Each line below should be reproduced without any alteration.

EXTRACTED ENTRIES:
§

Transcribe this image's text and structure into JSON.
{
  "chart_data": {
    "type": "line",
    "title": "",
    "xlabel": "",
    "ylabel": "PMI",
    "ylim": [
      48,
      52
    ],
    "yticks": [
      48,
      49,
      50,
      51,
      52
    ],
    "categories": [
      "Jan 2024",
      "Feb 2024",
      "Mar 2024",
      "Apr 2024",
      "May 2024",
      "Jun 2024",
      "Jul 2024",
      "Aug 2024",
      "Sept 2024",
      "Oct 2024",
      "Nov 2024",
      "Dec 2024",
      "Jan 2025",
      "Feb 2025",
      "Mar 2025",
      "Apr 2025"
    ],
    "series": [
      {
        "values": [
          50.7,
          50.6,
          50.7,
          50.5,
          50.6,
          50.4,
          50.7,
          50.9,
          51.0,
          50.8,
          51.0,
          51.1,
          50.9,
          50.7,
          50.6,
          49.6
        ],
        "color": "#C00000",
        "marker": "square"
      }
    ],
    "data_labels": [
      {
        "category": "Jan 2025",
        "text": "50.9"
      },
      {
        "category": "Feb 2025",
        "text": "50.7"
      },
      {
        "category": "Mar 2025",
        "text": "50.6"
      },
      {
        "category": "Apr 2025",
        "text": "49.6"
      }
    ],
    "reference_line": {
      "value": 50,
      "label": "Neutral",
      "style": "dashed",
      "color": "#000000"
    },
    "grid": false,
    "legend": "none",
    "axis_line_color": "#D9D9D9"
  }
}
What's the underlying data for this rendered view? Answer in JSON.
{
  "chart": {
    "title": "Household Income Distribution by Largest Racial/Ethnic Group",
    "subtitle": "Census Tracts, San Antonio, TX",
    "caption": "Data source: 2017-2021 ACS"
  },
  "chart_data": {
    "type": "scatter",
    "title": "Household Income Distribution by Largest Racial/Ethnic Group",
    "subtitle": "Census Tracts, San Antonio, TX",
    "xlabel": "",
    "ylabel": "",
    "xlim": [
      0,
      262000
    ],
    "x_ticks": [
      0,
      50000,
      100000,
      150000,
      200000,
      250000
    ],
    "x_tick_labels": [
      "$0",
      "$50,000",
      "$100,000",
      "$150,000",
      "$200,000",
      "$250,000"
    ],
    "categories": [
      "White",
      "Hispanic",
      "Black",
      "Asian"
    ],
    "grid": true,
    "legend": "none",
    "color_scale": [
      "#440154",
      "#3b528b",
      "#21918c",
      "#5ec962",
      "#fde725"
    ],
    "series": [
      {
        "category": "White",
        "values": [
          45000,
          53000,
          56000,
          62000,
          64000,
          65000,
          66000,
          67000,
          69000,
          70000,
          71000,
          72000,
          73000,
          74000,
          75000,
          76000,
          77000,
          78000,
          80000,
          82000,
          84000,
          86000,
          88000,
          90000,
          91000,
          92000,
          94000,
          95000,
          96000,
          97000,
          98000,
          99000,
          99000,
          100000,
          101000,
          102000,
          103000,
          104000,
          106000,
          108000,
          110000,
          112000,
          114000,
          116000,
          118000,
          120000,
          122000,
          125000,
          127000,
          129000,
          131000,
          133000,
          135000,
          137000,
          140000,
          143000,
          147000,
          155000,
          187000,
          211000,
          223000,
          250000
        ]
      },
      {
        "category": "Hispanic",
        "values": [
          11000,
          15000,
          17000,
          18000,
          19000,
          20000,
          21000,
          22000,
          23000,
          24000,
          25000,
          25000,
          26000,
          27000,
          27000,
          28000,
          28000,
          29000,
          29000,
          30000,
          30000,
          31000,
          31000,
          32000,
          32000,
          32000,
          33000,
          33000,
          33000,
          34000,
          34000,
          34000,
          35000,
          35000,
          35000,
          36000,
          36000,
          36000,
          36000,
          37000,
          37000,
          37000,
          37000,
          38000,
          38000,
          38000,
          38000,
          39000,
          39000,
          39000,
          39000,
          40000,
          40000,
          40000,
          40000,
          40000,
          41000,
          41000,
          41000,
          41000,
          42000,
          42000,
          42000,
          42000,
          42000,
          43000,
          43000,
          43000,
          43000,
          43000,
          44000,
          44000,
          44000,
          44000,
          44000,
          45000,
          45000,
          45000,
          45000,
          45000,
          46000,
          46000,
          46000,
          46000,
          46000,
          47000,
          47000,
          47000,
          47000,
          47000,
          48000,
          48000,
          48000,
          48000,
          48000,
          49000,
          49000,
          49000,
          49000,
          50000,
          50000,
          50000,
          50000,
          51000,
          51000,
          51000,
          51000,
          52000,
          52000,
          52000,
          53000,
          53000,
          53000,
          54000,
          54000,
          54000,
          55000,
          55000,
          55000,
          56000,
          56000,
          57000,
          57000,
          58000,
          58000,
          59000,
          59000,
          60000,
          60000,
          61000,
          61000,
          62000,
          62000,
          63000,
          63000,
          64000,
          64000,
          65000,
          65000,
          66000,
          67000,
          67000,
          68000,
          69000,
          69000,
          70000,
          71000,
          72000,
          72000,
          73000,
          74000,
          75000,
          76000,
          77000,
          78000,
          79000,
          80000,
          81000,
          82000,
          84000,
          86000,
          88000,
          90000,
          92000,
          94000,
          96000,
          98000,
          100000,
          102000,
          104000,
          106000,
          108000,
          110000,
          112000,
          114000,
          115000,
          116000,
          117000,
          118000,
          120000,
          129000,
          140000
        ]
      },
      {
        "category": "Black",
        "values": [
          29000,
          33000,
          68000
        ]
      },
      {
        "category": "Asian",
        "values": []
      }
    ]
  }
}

§

EXPECTED ANSWER:
Transcribe this image's text and structure into JSON.
{
  "chart_data": {
    "type": "line",
    "title": "",
    "xlabel": "",
    "ylabel": "PMI",
    "ylim": [
      48,
      52
    ],
    "yticks": [
      48,
      49,
      50,
      51,
      52
    ],
    "categories": [
      "Jan 2024",
      "Feb 2024",
      "Mar 2024",
      "Apr 2024",
      "May 2024",
      "Jun 2024",
      "Jul 2024",
      "Aug 2024",
      "Sept 2024",
      "Oct 2024",
      "Nov 2024",
      "Dec 2024",
      "Jan 2025",
      "Feb 2025",
      "Mar 2025",
      "Apr 2025"
    ],
    "series": [
      {
        "values": [
          50.7,
          50.6,
          50.7,
          50.5,
          50.6,
          50.4,
          50.7,
          50.9,
          51.0,
          50.8,
          51.0,
          51.1,
          50.9,
          50.7,
          50.6,
          49.6
        ],
        "color": "#C00000",
        "marker": "square"
      }
    ],
    "data_labels": [
      {
        "category": "Jan 2025",
        "text": "50.9"
      },
      {
        "category": "Feb 2025",
        "text": "50.7"
      },
      {
        "category": "Mar 2025",
        "text": "50.6"
      },
      {
        "category": "Apr 2025",
        "text": "49.6"
      }
    ],
    "reference_line": {
      "value": 50,
      "label": "Neutral",
      "style": "dashed",
      "color": "#000000"
    },
    "grid": false,
    "legend": "none",
    "axis_line_color": "#D9D9D9"
  }
}
What's the underlying data for this rendered view? Answer in JSON.
{
  "chart": {
    "title": "Household Income Distribution by Largest Racial/Ethnic Group",
    "subtitle": "Census Tracts, San Antonio, TX",
    "caption": "Data source: 2017-2021 ACS"
  },
  "chart_data": {
    "type": "scatter",
    "title": "Household Income Distribution by Largest Racial/Ethnic Group",
    "subtitle": "Census Tracts, San Antonio, TX",
    "xlabel": "",
    "ylabel": "",
    "xlim": [
      0,
      262000
    ],
    "x_ticks": [
      0,
      50000,
      100000,
      150000,
      200000,
      250000
    ],
    "x_tick_labels": [
      "$0",
      "$50,000",
      "$100,000",
      "$150,000",
      "$200,000",
      "$250,000"
    ],
    "categories": [
      "White",
      "Hispanic",
      "Black",
      "Asian"
    ],
    "grid": true,
    "legend": "none",
    "color_scale": [
      "#440154",
      "#3b528b",
      "#21918c",
      "#5ec962",
      "#fde725"
    ],
    "series": [
      {
        "category": "White",
        "values": [
          45000,
          53000,
          56000,
          62000,
          64000,
          65000,
          66000,
          67000,
          69000,
          70000,
          71000,
          72000,
          73000,
          74000,
          75000,
          76000,
          77000,
          78000,
          80000,
          82000,
          84000,
          86000,
          88000,
          90000,
          91000,
          92000,
          94000,
          95000,
          96000,
          97000,
          98000,
          99000,
          99000,
          100000,
          101000,
          102000,
          103000,
          104000,
          106000,
          108000,
          110000,
          112000,
          114000,
          116000,
          118000,
          120000,
          122000,
          125000,
          127000,
          129000,
          131000,
          133000,
          135000,
          137000,
          140000,
          143000,
          147000,
          155000,
          187000,
          211000,
          223000,
          250000
        ]
      },
      {
        "category": "Hispanic",
        "values": [
          11000,
          15000,
          17000,
          18000,
          19000,
          20000,
          21000,
          22000,
          23000,
          24000,
          25000,
          25000,
          26000,
          27000,
          27000,
          28000,
          28000,
          29000,
          29000,
          30000,
          30000,
          31000,
          31000,
          32000,
          32000,
          32000,
          33000,
          33000,
          33000,
          34000,
          34000,
          34000,
          35000,
          35000,
          35000,
          36000,
          36000,
          36000,
          36000,
          37000,
          37000,
          37000,
          37000,
          38000,
          38000,
          38000,
          38000,
          39000,
          39000,
          39000,
          39000,
          40000,
          40000,
          40000,
          40000,
          40000,
          41000,
          41000,
          41000,
          41000,
          42000,
          42000,
          42000,
          42000,
          42000,
          43000,
          43000,
          43000,
          43000,
          43000,
          44000,
          44000,
          44000,
          44000,
          44000,
          45000,
          45000,
          45000,
          45000,
          45000,
          46000,
          46000,
          46000,
          46000,
          46000,
          47000,
          47000,
          47000,
          47000,
          47000,
          48000,
          48000,
          48000,
          48000,
          48000,
          49000,
          49000,
          49000,
          49000,
          50000,
          50000,
          50000,
          50000,
          51000,
          51000,
          51000,
          51000,
          52000,
          52000,
          52000,
          53000,
          53000,
          53000,
          54000,
          54000,
          54000,
          55000,
          55000,
          55000,
          56000,
          56000,
          57000,
          57000,
          58000,
          58000,
          59000,
          59000,
          60000,
          60000,
          61000,
          61000,
          62000,
          62000,
          63000,
          63000,
          64000,
          64000,
          65000,
          65000,
          66000,
          67000,
          67000,
          68000,
          69000,
          69000,
          70000,
          71000,
          72000,
          72000,
          73000,
          74000,
          75000,
          76000,
          77000,
          78000,
          79000,
          80000,
          81000,
          82000,
          84000,
          86000,
          88000,
          90000,
          92000,
          94000,
          96000,
          98000,
          100000,
          102000,
          104000,
          106000,
          108000,
          110000,
          112000,
          114000,
          115000,
          116000,
          117000,
          118000,
          120000,
          129000,
          140000
        ]
      },
      {
        "category": "Black",
        "values": [
          29000,
          33000,
          68000
        ]
      },
      {
        "category": "Asian",
        "values": []
      }
    ]
  }
}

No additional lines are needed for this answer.